● **Items listed in a dataset**:
▽

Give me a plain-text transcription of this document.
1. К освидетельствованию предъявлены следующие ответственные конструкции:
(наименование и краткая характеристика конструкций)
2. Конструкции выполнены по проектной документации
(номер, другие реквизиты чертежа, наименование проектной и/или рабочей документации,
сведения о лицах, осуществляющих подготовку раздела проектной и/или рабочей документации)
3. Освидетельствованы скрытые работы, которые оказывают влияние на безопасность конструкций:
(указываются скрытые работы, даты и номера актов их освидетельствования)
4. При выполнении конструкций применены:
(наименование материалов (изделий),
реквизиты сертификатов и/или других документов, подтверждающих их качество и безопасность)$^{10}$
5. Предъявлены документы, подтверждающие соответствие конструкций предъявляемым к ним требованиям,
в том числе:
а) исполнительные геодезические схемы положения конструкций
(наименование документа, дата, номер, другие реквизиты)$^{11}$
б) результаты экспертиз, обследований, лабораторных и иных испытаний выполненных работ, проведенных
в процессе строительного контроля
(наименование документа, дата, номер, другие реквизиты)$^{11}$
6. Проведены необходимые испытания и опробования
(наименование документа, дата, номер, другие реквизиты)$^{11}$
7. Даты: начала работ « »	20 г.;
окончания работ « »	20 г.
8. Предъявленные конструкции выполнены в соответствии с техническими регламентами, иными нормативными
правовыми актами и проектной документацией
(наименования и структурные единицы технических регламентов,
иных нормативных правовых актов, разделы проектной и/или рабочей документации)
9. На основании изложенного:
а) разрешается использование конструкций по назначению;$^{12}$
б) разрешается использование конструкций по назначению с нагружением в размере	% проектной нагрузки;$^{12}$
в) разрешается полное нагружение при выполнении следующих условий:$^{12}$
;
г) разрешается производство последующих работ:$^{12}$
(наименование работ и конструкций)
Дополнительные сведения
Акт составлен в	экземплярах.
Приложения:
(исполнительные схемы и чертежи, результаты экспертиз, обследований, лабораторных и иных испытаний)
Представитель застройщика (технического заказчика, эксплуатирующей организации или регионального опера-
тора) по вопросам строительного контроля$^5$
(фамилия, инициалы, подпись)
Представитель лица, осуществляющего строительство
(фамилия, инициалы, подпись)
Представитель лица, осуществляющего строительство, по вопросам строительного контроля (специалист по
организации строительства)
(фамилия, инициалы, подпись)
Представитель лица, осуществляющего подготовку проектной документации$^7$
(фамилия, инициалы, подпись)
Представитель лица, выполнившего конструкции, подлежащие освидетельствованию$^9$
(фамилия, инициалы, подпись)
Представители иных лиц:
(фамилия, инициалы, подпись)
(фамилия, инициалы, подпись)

△

● **Instructions to follow**: Select every line in the material above where the string "экспертиз" occurs, and copy it.

● **Task response**:
б) результаты экспертиз, обследований, лабораторных и иных испытаний выполненных работ, проведенных
(исполнительные схемы и чертежи, результаты экспертиз, обследований, лабораторных и иных испытаний)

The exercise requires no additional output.